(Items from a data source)
◇ ◇ ◇ ◇ ◇ ◇ ◇

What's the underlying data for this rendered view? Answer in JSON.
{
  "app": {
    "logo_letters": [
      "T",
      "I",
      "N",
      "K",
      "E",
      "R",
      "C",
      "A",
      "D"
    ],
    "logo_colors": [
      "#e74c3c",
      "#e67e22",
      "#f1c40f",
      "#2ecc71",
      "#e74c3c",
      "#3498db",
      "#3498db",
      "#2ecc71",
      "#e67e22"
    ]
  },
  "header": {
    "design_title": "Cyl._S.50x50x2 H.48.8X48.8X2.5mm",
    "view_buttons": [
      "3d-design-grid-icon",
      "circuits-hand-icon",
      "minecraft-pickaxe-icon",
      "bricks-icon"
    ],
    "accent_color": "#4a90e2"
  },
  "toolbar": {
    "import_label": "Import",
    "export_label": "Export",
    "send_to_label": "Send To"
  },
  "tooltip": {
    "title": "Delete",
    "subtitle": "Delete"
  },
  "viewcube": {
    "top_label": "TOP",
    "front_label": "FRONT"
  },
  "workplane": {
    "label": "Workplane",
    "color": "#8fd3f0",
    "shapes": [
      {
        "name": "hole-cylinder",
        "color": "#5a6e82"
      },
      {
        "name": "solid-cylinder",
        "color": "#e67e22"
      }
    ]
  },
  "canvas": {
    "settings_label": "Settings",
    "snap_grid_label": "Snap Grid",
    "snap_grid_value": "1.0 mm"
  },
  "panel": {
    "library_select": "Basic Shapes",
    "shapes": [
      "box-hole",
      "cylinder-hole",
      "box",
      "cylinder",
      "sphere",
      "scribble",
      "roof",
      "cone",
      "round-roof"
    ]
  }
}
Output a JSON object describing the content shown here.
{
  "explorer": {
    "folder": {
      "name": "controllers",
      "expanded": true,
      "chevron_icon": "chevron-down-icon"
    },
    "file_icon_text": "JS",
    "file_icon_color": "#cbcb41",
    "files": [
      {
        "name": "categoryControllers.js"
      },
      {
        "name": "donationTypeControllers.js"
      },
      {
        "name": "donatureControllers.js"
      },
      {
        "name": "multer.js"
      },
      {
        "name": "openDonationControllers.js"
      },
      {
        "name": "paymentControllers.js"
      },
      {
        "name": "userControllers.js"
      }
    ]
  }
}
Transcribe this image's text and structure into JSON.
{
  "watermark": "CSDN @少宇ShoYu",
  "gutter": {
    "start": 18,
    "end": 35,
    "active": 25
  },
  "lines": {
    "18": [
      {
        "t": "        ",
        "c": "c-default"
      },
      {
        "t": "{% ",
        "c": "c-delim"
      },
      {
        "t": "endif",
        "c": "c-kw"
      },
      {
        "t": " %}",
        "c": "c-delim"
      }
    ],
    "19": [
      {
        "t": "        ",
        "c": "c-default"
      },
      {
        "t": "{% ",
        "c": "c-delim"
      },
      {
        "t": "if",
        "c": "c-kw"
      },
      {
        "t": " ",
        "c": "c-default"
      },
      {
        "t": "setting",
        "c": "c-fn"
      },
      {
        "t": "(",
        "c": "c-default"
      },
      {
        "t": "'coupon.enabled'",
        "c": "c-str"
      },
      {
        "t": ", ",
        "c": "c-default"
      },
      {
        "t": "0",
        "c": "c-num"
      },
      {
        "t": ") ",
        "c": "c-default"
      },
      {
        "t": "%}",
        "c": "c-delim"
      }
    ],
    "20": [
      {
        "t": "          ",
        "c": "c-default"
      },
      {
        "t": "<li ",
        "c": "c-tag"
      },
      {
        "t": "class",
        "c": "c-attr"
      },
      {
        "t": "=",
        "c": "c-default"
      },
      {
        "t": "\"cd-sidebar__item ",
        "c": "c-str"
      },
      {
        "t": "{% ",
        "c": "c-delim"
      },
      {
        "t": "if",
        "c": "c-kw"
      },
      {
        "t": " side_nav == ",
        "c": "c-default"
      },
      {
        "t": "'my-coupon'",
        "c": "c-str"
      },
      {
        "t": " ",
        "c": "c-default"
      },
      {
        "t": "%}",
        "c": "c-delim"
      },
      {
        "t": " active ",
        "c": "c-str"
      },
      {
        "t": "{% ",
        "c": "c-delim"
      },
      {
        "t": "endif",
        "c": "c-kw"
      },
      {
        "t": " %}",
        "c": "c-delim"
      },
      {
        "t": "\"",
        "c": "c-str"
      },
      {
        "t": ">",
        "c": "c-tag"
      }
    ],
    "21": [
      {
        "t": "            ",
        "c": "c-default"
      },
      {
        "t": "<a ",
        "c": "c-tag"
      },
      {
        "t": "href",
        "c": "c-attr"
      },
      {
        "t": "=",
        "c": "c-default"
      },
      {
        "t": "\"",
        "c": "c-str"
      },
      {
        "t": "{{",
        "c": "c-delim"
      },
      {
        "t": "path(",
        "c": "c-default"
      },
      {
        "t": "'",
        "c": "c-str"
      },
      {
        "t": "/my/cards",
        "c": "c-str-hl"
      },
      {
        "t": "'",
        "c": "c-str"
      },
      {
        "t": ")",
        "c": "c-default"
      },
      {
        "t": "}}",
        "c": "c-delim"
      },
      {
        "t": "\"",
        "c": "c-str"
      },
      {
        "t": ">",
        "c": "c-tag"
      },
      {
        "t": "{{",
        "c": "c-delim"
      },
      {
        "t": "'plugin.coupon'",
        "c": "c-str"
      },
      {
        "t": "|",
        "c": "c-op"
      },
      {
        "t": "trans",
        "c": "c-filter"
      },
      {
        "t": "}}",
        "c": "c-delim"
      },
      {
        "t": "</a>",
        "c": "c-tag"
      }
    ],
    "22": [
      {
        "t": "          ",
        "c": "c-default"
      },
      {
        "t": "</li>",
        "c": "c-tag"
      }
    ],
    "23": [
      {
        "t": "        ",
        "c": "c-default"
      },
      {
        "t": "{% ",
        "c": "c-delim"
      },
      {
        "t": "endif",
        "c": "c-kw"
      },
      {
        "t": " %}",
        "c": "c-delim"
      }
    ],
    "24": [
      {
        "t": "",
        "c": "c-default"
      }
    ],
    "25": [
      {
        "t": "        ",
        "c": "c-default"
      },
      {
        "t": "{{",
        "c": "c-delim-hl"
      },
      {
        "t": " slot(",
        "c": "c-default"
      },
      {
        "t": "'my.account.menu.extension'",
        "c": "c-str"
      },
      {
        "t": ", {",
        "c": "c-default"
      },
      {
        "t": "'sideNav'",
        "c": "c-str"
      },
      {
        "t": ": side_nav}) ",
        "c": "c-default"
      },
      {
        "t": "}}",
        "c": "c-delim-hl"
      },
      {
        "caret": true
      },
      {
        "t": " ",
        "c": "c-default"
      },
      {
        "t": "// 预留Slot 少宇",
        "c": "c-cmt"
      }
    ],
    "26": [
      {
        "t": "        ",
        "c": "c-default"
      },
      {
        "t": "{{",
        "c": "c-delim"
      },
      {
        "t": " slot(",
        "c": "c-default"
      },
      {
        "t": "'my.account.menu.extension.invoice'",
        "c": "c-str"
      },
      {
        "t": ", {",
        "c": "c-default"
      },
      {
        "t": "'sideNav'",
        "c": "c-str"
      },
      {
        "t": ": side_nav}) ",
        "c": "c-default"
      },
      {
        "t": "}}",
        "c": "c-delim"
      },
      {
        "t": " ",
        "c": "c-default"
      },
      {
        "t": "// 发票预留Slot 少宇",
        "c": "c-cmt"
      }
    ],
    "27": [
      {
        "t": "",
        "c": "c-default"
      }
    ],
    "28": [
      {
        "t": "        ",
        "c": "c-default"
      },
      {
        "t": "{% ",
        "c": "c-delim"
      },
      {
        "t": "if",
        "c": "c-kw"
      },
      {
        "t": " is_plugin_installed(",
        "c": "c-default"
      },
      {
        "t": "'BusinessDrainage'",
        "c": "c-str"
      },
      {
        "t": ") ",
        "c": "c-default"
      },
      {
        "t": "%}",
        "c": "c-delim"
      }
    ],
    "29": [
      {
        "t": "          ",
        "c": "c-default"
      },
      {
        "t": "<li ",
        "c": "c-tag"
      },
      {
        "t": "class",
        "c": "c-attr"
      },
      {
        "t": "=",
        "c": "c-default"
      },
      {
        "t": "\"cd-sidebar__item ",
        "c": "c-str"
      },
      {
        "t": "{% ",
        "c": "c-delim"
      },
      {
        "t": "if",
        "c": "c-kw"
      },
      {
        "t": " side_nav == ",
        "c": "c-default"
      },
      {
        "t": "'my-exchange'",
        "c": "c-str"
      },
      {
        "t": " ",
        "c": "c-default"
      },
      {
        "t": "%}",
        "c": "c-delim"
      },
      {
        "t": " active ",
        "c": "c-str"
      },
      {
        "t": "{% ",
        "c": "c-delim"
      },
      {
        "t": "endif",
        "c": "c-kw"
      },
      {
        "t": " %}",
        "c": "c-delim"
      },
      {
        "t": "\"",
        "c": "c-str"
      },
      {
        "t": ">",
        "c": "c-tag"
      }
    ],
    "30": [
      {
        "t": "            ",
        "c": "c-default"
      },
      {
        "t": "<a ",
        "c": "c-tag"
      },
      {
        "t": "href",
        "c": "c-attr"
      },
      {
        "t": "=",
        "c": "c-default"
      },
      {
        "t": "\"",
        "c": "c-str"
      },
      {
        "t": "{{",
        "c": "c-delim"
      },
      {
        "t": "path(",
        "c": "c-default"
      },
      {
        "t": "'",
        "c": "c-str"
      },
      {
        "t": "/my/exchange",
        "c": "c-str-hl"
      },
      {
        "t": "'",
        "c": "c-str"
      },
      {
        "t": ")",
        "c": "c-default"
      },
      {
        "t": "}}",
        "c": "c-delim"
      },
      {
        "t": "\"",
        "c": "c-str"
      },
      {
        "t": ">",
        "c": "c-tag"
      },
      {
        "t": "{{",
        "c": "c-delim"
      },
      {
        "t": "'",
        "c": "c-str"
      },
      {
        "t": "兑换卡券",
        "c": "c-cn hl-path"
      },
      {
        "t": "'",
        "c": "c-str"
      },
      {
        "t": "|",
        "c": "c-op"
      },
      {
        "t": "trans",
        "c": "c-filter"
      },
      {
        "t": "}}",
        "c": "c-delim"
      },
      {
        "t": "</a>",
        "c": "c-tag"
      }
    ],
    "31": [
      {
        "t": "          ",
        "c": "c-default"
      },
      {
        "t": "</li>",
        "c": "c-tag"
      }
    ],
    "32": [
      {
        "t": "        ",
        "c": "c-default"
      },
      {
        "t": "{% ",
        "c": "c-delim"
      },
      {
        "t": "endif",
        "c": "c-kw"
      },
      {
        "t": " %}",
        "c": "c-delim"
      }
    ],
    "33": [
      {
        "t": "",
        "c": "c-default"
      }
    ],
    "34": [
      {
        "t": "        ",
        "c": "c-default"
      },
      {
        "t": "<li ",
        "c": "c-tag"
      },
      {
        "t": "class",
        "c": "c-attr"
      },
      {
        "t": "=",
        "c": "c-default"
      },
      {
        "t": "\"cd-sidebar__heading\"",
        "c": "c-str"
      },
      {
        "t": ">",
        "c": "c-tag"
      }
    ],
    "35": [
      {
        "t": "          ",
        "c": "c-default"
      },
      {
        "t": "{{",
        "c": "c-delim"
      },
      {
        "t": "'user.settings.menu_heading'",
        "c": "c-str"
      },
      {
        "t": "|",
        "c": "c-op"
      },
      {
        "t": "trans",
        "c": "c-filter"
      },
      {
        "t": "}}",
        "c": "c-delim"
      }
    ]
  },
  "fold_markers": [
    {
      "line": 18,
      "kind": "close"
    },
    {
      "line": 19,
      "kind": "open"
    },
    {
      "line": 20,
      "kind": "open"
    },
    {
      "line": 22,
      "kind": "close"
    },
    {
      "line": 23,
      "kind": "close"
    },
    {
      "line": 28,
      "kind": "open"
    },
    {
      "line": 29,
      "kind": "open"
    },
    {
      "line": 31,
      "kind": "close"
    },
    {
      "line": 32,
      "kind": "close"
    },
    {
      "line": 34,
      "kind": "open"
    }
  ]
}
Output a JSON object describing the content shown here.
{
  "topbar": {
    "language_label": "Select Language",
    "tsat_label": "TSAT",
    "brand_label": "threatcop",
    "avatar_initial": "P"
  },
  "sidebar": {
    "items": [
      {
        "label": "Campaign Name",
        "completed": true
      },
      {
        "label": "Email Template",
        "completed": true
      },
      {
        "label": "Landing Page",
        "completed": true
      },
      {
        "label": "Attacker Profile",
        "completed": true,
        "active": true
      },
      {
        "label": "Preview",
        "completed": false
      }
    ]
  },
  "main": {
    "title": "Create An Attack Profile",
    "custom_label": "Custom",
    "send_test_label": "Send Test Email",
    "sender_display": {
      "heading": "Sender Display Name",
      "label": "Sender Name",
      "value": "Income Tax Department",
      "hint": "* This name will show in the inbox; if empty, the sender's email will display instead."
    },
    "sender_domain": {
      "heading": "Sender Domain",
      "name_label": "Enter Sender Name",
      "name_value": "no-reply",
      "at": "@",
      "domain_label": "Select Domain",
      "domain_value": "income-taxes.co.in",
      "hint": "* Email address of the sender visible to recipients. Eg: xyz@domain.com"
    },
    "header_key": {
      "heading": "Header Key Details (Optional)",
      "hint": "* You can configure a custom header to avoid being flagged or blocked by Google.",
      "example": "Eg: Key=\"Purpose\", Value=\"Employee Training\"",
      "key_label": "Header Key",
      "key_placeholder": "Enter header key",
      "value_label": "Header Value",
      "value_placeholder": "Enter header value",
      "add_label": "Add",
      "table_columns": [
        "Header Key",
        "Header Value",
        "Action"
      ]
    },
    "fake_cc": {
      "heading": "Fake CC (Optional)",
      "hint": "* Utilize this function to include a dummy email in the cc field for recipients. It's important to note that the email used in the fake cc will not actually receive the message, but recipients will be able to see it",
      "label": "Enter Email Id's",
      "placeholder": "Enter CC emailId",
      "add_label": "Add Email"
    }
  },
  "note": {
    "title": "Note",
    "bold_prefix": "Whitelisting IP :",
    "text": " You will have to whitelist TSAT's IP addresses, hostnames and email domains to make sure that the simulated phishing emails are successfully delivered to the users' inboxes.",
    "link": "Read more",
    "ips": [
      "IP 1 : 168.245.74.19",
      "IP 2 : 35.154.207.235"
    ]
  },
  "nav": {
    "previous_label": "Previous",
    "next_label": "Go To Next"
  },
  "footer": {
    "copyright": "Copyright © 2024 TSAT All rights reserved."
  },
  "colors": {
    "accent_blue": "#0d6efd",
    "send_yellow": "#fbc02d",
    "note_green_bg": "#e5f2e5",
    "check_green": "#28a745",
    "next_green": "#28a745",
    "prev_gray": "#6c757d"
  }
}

◇ ◇ ◇ ◇ ◇ ◇ ◇

### DO THIS
Search the listing for the word "Optional". Copy every line in which it occurs.

### TASK ANSWER
      "heading": "Header Key Details (Optional)",
      "heading": "Fake CC (Optional)",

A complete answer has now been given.